# Stored rows
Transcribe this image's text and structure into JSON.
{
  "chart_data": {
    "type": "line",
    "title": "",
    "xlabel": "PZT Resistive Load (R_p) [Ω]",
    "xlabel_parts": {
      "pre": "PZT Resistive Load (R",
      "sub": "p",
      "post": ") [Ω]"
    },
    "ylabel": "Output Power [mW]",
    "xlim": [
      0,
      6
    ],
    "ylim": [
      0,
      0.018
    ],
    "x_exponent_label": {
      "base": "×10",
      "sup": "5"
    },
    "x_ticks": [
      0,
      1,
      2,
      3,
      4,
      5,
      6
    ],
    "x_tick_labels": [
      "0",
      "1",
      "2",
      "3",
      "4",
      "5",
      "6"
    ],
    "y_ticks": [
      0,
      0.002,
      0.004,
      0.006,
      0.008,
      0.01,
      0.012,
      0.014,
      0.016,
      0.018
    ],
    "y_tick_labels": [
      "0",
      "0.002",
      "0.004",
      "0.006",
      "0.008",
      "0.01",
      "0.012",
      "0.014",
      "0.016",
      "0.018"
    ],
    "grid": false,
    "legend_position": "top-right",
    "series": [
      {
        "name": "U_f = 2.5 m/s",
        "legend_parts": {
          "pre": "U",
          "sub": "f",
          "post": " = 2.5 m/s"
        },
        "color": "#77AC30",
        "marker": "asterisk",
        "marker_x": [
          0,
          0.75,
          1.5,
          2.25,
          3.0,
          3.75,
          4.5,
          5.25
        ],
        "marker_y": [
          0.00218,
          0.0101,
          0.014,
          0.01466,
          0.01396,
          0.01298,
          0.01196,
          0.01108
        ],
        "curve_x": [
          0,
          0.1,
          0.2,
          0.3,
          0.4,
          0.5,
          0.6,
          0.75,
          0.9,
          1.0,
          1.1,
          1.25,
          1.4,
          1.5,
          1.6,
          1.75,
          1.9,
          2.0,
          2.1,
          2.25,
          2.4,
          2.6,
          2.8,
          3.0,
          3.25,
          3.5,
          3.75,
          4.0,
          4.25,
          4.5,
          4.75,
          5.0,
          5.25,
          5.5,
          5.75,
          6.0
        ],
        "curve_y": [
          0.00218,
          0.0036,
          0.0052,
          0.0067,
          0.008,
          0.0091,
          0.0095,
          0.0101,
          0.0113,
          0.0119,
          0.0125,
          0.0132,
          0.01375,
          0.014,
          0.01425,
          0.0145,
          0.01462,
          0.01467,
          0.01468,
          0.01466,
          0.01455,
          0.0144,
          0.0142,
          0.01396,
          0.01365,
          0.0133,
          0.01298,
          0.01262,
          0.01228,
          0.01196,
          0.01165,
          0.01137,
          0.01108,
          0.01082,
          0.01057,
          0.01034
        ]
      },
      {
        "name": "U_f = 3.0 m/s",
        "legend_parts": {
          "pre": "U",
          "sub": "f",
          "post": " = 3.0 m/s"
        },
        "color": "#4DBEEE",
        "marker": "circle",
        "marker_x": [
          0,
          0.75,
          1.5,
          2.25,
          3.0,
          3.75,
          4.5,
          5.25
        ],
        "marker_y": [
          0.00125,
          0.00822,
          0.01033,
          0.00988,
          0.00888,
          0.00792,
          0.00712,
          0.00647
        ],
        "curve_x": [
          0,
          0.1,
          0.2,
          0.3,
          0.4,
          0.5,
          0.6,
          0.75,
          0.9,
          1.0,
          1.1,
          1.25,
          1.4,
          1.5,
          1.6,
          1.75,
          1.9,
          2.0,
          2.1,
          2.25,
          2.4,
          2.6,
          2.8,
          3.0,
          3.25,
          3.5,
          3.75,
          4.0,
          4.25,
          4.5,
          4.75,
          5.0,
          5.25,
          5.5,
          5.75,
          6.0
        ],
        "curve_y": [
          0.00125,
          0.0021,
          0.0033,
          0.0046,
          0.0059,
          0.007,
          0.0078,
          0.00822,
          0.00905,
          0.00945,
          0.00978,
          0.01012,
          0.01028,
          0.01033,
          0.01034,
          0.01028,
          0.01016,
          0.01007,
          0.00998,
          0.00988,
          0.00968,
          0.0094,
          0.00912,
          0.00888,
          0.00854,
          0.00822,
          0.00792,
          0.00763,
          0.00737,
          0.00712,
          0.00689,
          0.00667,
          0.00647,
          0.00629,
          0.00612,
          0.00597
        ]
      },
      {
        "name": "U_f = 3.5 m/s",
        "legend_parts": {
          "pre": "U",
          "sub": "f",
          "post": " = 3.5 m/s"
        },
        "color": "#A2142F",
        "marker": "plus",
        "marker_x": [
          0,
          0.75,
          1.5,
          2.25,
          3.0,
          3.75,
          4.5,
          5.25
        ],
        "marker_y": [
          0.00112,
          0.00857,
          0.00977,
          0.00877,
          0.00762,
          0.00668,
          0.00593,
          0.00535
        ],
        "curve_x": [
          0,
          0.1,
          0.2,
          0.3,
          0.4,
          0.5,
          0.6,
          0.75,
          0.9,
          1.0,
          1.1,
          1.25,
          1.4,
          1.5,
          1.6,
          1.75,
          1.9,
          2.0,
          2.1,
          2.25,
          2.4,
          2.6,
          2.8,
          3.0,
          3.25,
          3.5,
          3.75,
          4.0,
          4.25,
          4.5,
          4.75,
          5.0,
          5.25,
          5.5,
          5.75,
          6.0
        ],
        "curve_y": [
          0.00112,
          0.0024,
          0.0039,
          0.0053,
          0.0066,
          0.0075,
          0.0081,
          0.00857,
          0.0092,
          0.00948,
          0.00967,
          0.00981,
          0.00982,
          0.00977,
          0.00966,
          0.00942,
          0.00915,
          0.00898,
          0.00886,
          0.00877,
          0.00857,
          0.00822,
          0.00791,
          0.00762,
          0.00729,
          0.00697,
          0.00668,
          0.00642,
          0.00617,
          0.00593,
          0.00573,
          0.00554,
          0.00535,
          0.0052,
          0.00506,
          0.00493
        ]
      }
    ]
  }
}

# Problem description
Exactly reproduce all of the entries.

# Reply
Transcribe this image's text and structure into JSON.
{
  "chart_data": {
    "type": "line",
    "title": "",
    "xlabel": "PZT Resistive Load (R_p) [Ω]",
    "xlabel_parts": {
      "pre": "PZT Resistive Load (R",
      "sub": "p",
      "post": ") [Ω]"
    },
    "ylabel": "Output Power [mW]",
    "xlim": [
      0,
      6
    ],
    "ylim": [
      0,
      0.018
    ],
    "x_exponent_label": {
      "base": "×10",
      "sup": "5"
    },
    "x_ticks": [
      0,
      1,
      2,
      3,
      4,
      5,
      6
    ],
    "x_tick_labels": [
      "0",
      "1",
      "2",
      "3",
      "4",
      "5",
      "6"
    ],
    "y_ticks": [
      0,
      0.002,
      0.004,
      0.006,
      0.008,
      0.01,
      0.012,
      0.014,
      0.016,
      0.018
    ],
    "y_tick_labels": [
      "0",
      "0.002",
      "0.004",
      "0.006",
      "0.008",
      "0.01",
      "0.012",
      "0.014",
      "0.016",
      "0.018"
    ],
    "grid": false,
    "legend_position": "top-right",
    "series": [
      {
        "name": "U_f = 2.5 m/s",
        "legend_parts": {
          "pre": "U",
          "sub": "f",
          "post": " = 2.5 m/s"
        },
        "color": "#77AC30",
        "marker": "asterisk",
        "marker_x": [
          0,
          0.75,
          1.5,
          2.25,
          3.0,
          3.75,
          4.5,
          5.25
        ],
        "marker_y": [
          0.00218,
          0.0101,
          0.014,
          0.01466,
          0.01396,
          0.01298,
          0.01196,
          0.01108
        ],
        "curve_x": [
          0,
          0.1,
          0.2,
          0.3,
          0.4,
          0.5,
          0.6,
          0.75,
          0.9,
          1.0,
          1.1,
          1.25,
          1.4,
          1.5,
          1.6,
          1.75,
          1.9,
          2.0,
          2.1,
          2.25,
          2.4,
          2.6,
          2.8,
          3.0,
          3.25,
          3.5,
          3.75,
          4.0,
          4.25,
          4.5,
          4.75,
          5.0,
          5.25,
          5.5,
          5.75,
          6.0
        ],
        "curve_y": [
          0.00218,
          0.0036,
          0.0052,
          0.0067,
          0.008,
          0.0091,
          0.0095,
          0.0101,
          0.0113,
          0.0119,
          0.0125,
          0.0132,
          0.01375,
          0.014,
          0.01425,
          0.0145,
          0.01462,
          0.01467,
          0.01468,
          0.01466,
          0.01455,
          0.0144,
          0.0142,
          0.01396,
          0.01365,
          0.0133,
          0.01298,
          0.01262,
          0.01228,
          0.01196,
          0.01165,
          0.01137,
          0.01108,
          0.01082,
          0.01057,
          0.01034
        ]
      },
      {
        "name": "U_f = 3.0 m/s",
        "legend_parts": {
          "pre": "U",
          "sub": "f",
          "post": " = 3.0 m/s"
        },
        "color": "#4DBEEE",
        "marker": "circle",
        "marker_x": [
          0,
          0.75,
          1.5,
          2.25,
          3.0,
          3.75,
          4.5,
          5.25
        ],
        "marker_y": [
          0.00125,
          0.00822,
          0.01033,
          0.00988,
          0.00888,
          0.00792,
          0.00712,
          0.00647
        ],
        "curve_x": [
          0,
          0.1,
          0.2,
          0.3,
          0.4,
          0.5,
          0.6,
          0.75,
          0.9,
          1.0,
          1.1,
          1.25,
          1.4,
          1.5,
          1.6,
          1.75,
          1.9,
          2.0,
          2.1,
          2.25,
          2.4,
          2.6,
          2.8,
          3.0,
          3.25,
          3.5,
          3.75,
          4.0,
          4.25,
          4.5,
          4.75,
          5.0,
          5.25,
          5.5,
          5.75,
          6.0
        ],
        "curve_y": [
          0.00125,
          0.0021,
          0.0033,
          0.0046,
          0.0059,
          0.007,
          0.0078,
          0.00822,
          0.00905,
          0.00945,
          0.00978,
          0.01012,
          0.01028,
          0.01033,
          0.01034,
          0.01028,
          0.01016,
          0.01007,
          0.00998,
          0.00988,
          0.00968,
          0.0094,
          0.00912,
          0.00888,
          0.00854,
          0.00822,
          0.00792,
          0.00763,
          0.00737,
          0.00712,
          0.00689,
          0.00667,
          0.00647,
          0.00629,
          0.00612,
          0.00597
        ]
      },
      {
        "name": "U_f = 3.5 m/s",
        "legend_parts": {
          "pre": "U",
          "sub": "f",
          "post": " = 3.5 m/s"
        },
        "color": "#A2142F",
        "marker": "plus",
        "marker_x": [
          0,
          0.75,
          1.5,
          2.25,
          3.0,
          3.75,
          4.5,
          5.25
        ],
        "marker_y": [
          0.00112,
          0.00857,
          0.00977,
          0.00877,
          0.00762,
          0.00668,
          0.00593,
          0.00535
        ],
        "curve_x": [
          0,
          0.1,
          0.2,
          0.3,
          0.4,
          0.5,
          0.6,
          0.75,
          0.9,
          1.0,
          1.1,
          1.25,
          1.4,
          1.5,
          1.6,
          1.75,
          1.9,
          2.0,
          2.1,
          2.25,
          2.4,
          2.6,
          2.8,
          3.0,
          3.25,
          3.5,
          3.75,
          4.0,
          4.25,
          4.5,
          4.75,
          5.0,
          5.25,
          5.5,
          5.75,
          6.0
        ],
        "curve_y": [
          0.00112,
          0.0024,
          0.0039,
          0.0053,
          0.0066,
          0.0075,
          0.0081,
          0.00857,
          0.0092,
          0.00948,
          0.00967,
          0.00981,
          0.00982,
          0.00977,
          0.00966,
          0.00942,
          0.00915,
          0.00898,
          0.00886,
          0.00877,
          0.00857,
          0.00822,
          0.00791,
          0.00762,
          0.00729,
          0.00697,
          0.00668,
          0.00642,
          0.00617,
          0.00593,
          0.00573,
          0.00554,
          0.00535,
          0.0052,
          0.00506,
          0.00493
        ]
      }
    ]
  }
}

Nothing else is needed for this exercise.